Records for this exercise ▸
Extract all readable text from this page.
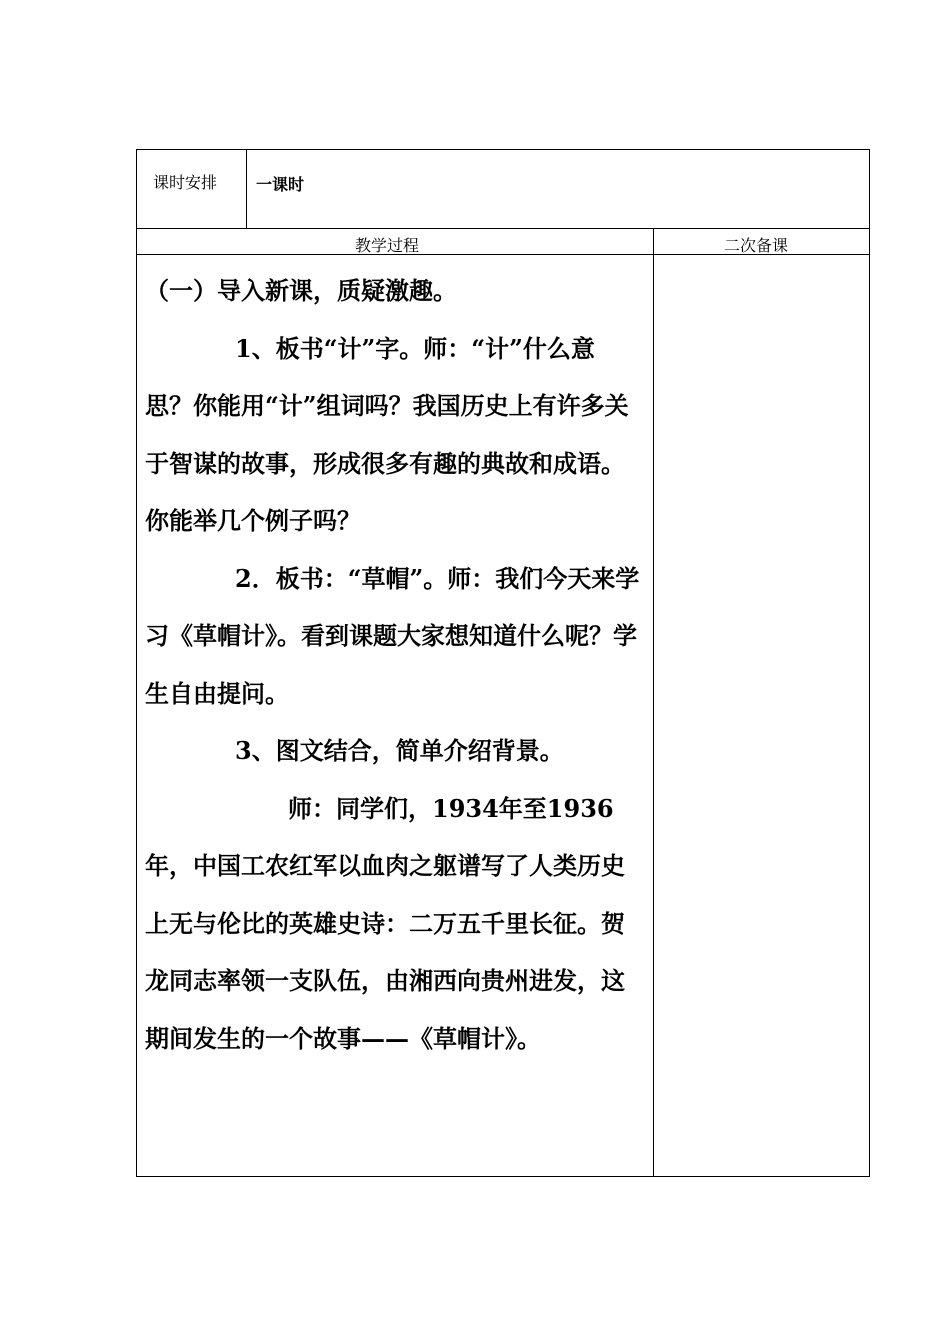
课时安排 一课时
教学过程	二次备课

（一）导入新课，质疑激趣。

1、板书“计”字。师：“计”什么意思？你能用“计”组词吗？我国历史上有许多关于智谋的故事，形成很多有趣的典故和成语。你能举几个例子吗？

2．板书：“草帽”。师：我们今天来学习《草帽计》。看到课题大家想知道什么呢？学生自由提问。

3、图文结合，简单介绍背景。

师：同学们，1934年至1936年，中国工农红军以血肉之躯谱写了人类历史上无与伦比的英雄史诗：二万五千里长征。贺龙同志率领一支队伍，由湘西向贵州进发，这期间发生的一个故事——《草帽计》。
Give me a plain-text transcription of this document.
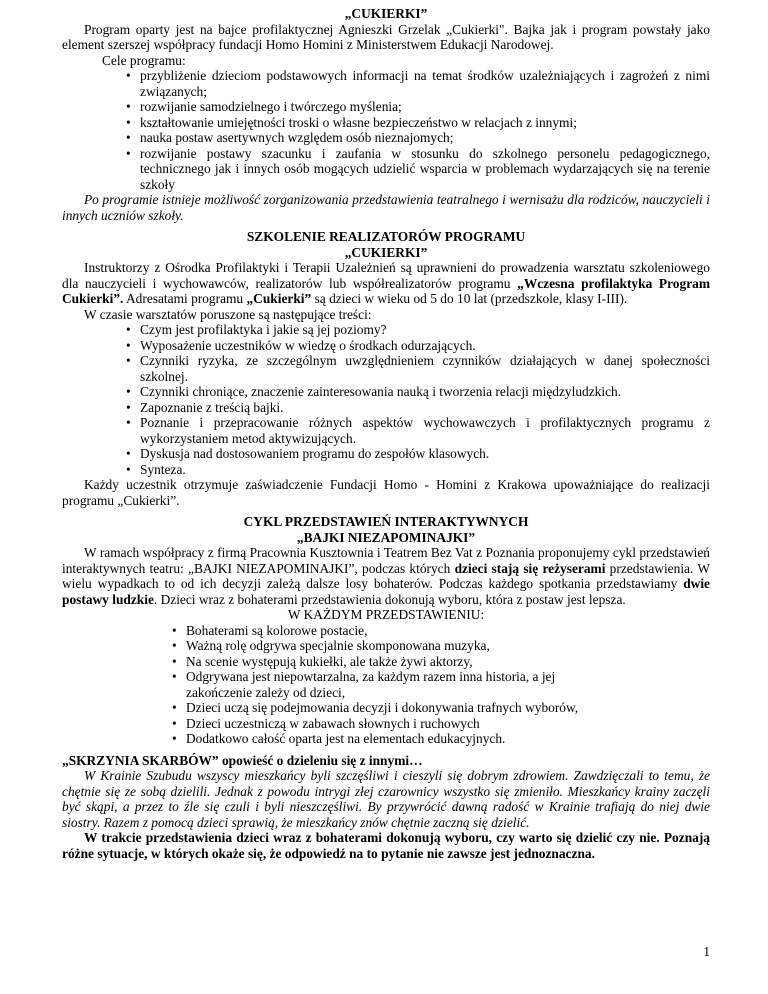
„CUKIERKI”

Program oparty jest na bajce profilaktycznej Agnieszki Grzelak „Cukierki". Bajka jak i program powstały jako element szerszej współpracy fundacji Homo Homini z Ministerstwem Edukacji Narodowej.

Cele programu:

• przybliżenie dzieciom podstawowych informacji na temat środków uzależniających i zagrożeń z nimi związanych;
• rozwijanie samodzielnego i twórczego myślenia;
• kształtowanie umiejętności troski o własne bezpieczeństwo w relacjach z innymi;
• nauka postaw asertywnych względem osób nieznajomych;
• rozwijanie postawy szacunku i zaufania w stosunku do szkolnego personelu pedagogicznego, technicznego jak i innych osób mogących udzielić wsparcia w problemach wydarzających się na terenie szkoły

Po programie istnieje możliwość zorganizowania przedstawienia teatralnego i wernisażu dla rodziców, nauczycieli i innych uczniów szkoły.

SZKOLENIE REALIZATORÓW PROGRAMU

„CUKIERKI”

Instruktorzy z Ośrodka Profilaktyki i Terapii Uzależnień są uprawnieni do prowadzenia warsztatu szkoleniowego dla nauczycieli i wychowawców, realizatorów lub współrealizatorów programu „Wczesna profilaktyka Program Cukierki”. Adresatami programu „Cukierki” są dzieci w wieku od 5 do 10 lat (przedszkole, klasy I-III).

W czasie warsztatów poruszone są następujące treści:

• Czym jest profilaktyka i jakie są jej poziomy?
• Wyposażenie uczestników w wiedzę o środkach odurzających.
• Czynniki ryzyka, ze szczególnym uwzględnieniem czynników działających w danej społeczności szkolnej.
• Czynniki chroniące, znaczenie zainteresowania nauką i tworzenia relacji międzyludzkich.
• Zapoznanie z treścią bajki.
• Poznanie i przepracowanie różnych aspektów wychowawczych i profilaktycznych programu z wykorzystaniem metod aktywizujących.
• Dyskusja nad dostosowaniem programu do zespołów klasowych.
• Synteza.

Każdy uczestnik otrzymuje zaświadczenie Fundacji Homo - Homini z Krakowa upoważniające do realizacji programu „Cukierki”.

CYKL PRZEDSTAWIEŃ INTERAKTYWNYCH

„BAJKI NIEZAPOMINAJKI”

W ramach współpracy z firmą Pracownia Kusztownia i Teatrem Bez Vat z Poznania proponujemy cykl przedstawień interaktywnych teatru: „BAJKI NIEZAPOMINAJKI”, podczas których dzieci stają się reżyserami przedstawienia. W wielu wypadkach to od ich decyzji zależą dalsze losy bohaterów. Podczas każdego spotkania przedstawiamy dwie postawy ludzkie. Dzieci wraz z bohaterami przedstawienia dokonują wyboru, która z postaw jest lepsza.

W KAŻDYM PRZEDSTAWIENIU:

• Bohaterami są kolorowe postacie,
• Ważną rolę odgrywa specjalnie skomponowana muzyka,
• Na scenie występują kukiełki, ale także żywi aktorzy,
• Odgrywana jest niepowtarzalna, za każdym razem inna historia, a jej zakończenie zależy od dzieci,
• Dzieci uczą się podejmowania decyzji i dokonywania trafnych wyborów,
• Dzieci uczestniczą w zabawach słownych i ruchowych
• Dodatkowo całość oparta jest na elementach edukacyjnych.

„SKRZYNIA SKARBÓW” opowieść o dzieleniu się z innymi…

W Krainie Szubudu wszyscy mieszkańcy byli szczęśliwi i cieszyli się dobrym zdrowiem. Zawdzięczali to temu, że chętnie się ze sobą dzielili. Jednak z powodu intrygi złej czarownicy wszystko się zmieniło. Mieszkańcy krainy zaczęli być skąpi, a przez to źle się czuli i byli nieszczęśliwi. By przywrócić dawną radość w Krainie trafiają do niej dwie siostry. Razem z pomocą dzieci sprawią, że mieszkańcy znów chętnie zaczną się dzielić.

W trakcie przedstawienia dzieci wraz z bohaterami dokonują wyboru, czy warto się dzielić czy nie. Poznają różne sytuacje, w których okaże się, że odpowiedź na to pytanie nie zawsze jest jednoznaczna.

1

Exercise details ▸
The data above needs to be retyped exactly, with the images left out.

Solution for this task ▸
Extract all readable text from this page.
课时安排 一课时
教学过程	二次备课

（一）导入新课，质疑激趣。

1、板书“计”字。师：“计”什么意思？你能用“计”组词吗？我国历史上有许多关于智谋的故事，形成很多有趣的典故和成语。你能举几个例子吗？

2．板书：“草帽”。师：我们今天来学习《草帽计》。看到课题大家想知道什么呢？学生自由提问。

3、图文结合，简单介绍背景。

师：同学们，1934年至1936年，中国工农红军以血肉之躯谱写了人类历史上无与伦比的英雄史诗：二万五千里长征。贺龙同志率领一支队伍，由湘西向贵州进发，这期间发生的一个故事——《草帽计》。
Give me a plain-text transcription of this document.
„CUKIERKI”

Program oparty jest na bajce profilaktycznej Agnieszki Grzelak „Cukierki". Bajka jak i program powstały jako element szerszej współpracy fundacji Homo Homini z Ministerstwem Edukacji Narodowej.

Cele programu:

• przybliżenie dzieciom podstawowych informacji na temat środków uzależniających i zagrożeń z nimi związanych;
• rozwijanie samodzielnego i twórczego myślenia;
• kształtowanie umiejętności troski o własne bezpieczeństwo w relacjach z innymi;
• nauka postaw asertywnych względem osób nieznajomych;
• rozwijanie postawy szacunku i zaufania w stosunku do szkolnego personelu pedagogicznego, technicznego jak i innych osób mogących udzielić wsparcia w problemach wydarzających się na terenie szkoły

Po programie istnieje możliwość zorganizowania przedstawienia teatralnego i wernisażu dla rodziców, nauczycieli i innych uczniów szkoły.

SZKOLENIE REALIZATORÓW PROGRAMU

„CUKIERKI”

Instruktorzy z Ośrodka Profilaktyki i Terapii Uzależnień są uprawnieni do prowadzenia warsztatu szkoleniowego dla nauczycieli i wychowawców, realizatorów lub współrealizatorów programu „Wczesna profilaktyka Program Cukierki”. Adresatami programu „Cukierki” są dzieci w wieku od 5 do 10 lat (przedszkole, klasy I-III).

W czasie warsztatów poruszone są następujące treści:

• Czym jest profilaktyka i jakie są jej poziomy?
• Wyposażenie uczestników w wiedzę o środkach odurzających.
• Czynniki ryzyka, ze szczególnym uwzględnieniem czynników działających w danej społeczności szkolnej.
• Czynniki chroniące, znaczenie zainteresowania nauką i tworzenia relacji międzyludzkich.
• Zapoznanie z treścią bajki.
• Poznanie i przepracowanie różnych aspektów wychowawczych i profilaktycznych programu z wykorzystaniem metod aktywizujących.
• Dyskusja nad dostosowaniem programu do zespołów klasowych.
• Synteza.

Każdy uczestnik otrzymuje zaświadczenie Fundacji Homo - Homini z Krakowa upoważniające do realizacji programu „Cukierki”.

CYKL PRZEDSTAWIEŃ INTERAKTYWNYCH

„BAJKI NIEZAPOMINAJKI”

W ramach współpracy z firmą Pracownia Kusztownia i Teatrem Bez Vat z Poznania proponujemy cykl przedstawień interaktywnych teatru: „BAJKI NIEZAPOMINAJKI”, podczas których dzieci stają się reżyserami przedstawienia. W wielu wypadkach to od ich decyzji zależą dalsze losy bohaterów. Podczas każdego spotkania przedstawiamy dwie postawy ludzkie. Dzieci wraz z bohaterami przedstawienia dokonują wyboru, która z postaw jest lepsza.

W KAŻDYM PRZEDSTAWIENIU:

• Bohaterami są kolorowe postacie,
• Ważną rolę odgrywa specjalnie skomponowana muzyka,
• Na scenie występują kukiełki, ale także żywi aktorzy,
• Odgrywana jest niepowtarzalna, za każdym razem inna historia, a jej zakończenie zależy od dzieci,
• Dzieci uczą się podejmowania decyzji i dokonywania trafnych wyborów,
• Dzieci uczestniczą w zabawach słownych i ruchowych
• Dodatkowo całość oparta jest na elementach edukacyjnych.

„SKRZYNIA SKARBÓW” opowieść o dzieleniu się z innymi…

W Krainie Szubudu wszyscy mieszkańcy byli szczęśliwi i cieszyli się dobrym zdrowiem. Zawdzięczali to temu, że chętnie się ze sobą dzielili. Jednak z powodu intrygi złej czarownicy wszystko się zmieniło. Mieszkańcy krainy zaczęli być skąpi, a przez to źle się czuli i byli nieszczęśliwi. By przywrócić dawną radość w Krainie trafiają do niej dwie siostry. Razem z pomocą dzieci sprawią, że mieszkańcy znów chętnie zaczną się dzielić.

W trakcie przedstawienia dzieci wraz z bohaterami dokonują wyboru, czy warto się dzielić czy nie. Poznają różne sytuacje, w których okaże się, że odpowiedź na to pytanie nie zawsze jest jednoznaczna.

1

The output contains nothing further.